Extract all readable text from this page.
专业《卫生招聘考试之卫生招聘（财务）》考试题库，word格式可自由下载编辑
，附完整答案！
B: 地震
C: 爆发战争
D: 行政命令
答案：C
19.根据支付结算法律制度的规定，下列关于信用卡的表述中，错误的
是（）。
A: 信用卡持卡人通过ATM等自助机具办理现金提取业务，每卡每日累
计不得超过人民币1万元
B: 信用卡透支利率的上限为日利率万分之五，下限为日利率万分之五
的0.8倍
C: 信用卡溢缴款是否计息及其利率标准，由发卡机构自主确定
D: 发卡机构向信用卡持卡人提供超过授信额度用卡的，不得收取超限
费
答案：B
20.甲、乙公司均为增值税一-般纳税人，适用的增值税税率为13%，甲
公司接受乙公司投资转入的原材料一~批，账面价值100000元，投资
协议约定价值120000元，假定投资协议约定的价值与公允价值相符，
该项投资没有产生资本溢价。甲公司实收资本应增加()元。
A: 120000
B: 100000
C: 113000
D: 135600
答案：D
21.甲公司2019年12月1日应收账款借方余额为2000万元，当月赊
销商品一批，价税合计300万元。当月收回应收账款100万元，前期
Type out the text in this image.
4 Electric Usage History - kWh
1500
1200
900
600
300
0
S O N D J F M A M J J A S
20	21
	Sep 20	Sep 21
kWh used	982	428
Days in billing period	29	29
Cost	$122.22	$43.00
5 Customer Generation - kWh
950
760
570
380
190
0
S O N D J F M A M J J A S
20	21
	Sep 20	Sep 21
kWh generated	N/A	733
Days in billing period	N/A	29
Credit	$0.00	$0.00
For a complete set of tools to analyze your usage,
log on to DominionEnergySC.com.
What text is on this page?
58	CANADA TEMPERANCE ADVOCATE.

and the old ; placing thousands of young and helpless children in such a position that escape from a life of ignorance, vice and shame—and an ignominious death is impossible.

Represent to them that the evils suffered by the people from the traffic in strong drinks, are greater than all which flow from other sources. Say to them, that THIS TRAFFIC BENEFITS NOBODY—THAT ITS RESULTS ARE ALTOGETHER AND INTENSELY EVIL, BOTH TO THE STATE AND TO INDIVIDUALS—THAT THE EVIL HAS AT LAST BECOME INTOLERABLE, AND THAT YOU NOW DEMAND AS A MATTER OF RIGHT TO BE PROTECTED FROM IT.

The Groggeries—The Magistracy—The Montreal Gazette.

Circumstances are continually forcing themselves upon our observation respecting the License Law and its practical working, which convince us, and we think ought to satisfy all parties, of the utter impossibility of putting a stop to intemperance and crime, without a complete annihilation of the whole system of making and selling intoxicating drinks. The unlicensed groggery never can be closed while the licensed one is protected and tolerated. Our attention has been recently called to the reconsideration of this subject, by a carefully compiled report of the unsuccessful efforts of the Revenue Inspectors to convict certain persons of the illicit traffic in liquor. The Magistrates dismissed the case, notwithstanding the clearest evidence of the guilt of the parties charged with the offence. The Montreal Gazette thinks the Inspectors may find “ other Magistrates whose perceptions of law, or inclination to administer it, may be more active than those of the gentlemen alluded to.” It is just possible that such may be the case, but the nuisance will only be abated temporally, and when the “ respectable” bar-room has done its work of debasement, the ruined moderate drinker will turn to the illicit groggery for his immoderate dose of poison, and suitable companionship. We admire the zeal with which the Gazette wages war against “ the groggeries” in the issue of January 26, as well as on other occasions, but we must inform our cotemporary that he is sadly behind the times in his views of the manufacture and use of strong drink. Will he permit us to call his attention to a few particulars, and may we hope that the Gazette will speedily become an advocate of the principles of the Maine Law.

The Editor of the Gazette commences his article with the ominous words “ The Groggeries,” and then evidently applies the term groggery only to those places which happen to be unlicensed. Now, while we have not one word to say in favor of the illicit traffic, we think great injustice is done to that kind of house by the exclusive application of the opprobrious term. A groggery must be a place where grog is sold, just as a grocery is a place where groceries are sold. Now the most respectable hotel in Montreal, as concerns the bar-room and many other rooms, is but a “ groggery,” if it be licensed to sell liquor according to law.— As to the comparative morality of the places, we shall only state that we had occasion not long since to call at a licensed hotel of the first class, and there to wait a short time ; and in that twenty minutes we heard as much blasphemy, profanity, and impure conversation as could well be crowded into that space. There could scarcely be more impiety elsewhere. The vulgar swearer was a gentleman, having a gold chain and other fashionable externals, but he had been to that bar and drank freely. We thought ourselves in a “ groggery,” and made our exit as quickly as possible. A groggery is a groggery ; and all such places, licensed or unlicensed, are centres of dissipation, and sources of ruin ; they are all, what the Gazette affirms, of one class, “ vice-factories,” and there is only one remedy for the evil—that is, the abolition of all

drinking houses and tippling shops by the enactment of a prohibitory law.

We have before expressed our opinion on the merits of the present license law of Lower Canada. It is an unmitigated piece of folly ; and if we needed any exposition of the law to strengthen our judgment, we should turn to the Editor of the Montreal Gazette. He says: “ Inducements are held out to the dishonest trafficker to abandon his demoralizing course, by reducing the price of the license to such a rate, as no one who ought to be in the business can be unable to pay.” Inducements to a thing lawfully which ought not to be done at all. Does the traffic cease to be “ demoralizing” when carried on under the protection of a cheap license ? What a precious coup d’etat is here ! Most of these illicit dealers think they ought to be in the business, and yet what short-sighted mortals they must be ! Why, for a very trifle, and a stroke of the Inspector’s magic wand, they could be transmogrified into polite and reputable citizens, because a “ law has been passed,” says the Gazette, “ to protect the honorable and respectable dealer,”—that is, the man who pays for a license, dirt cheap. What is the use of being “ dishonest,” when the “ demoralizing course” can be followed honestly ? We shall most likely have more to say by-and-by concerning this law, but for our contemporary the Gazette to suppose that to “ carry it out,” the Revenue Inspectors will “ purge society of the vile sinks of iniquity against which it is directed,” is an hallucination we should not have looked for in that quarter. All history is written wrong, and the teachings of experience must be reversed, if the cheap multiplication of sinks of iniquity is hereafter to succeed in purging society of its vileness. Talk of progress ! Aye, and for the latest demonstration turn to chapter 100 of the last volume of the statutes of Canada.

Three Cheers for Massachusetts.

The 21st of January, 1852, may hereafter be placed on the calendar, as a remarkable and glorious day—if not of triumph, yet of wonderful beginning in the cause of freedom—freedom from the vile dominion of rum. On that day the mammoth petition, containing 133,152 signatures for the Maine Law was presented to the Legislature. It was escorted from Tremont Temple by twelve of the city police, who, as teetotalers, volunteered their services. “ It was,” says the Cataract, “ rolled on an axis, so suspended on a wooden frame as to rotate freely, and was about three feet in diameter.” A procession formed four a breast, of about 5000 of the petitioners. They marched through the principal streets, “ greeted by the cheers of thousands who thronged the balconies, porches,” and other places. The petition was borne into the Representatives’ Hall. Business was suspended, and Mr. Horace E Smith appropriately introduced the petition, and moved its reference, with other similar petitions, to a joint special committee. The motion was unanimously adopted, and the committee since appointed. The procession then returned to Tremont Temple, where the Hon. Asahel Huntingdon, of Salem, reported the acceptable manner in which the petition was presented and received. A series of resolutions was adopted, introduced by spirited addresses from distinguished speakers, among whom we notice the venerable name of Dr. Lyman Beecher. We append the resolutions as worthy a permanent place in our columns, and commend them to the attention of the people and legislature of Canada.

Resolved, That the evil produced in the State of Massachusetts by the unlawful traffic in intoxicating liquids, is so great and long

■ **Instruction**:
Filter the listing above for the string "Massachusetts" and copy every matching line.

■ **Finished exercise**:
Three Cheers for Massachusetts.
Resolved, That the evil produced in the State of Massachusetts by the unlawful traffic in intoxicating liquids, is so great and long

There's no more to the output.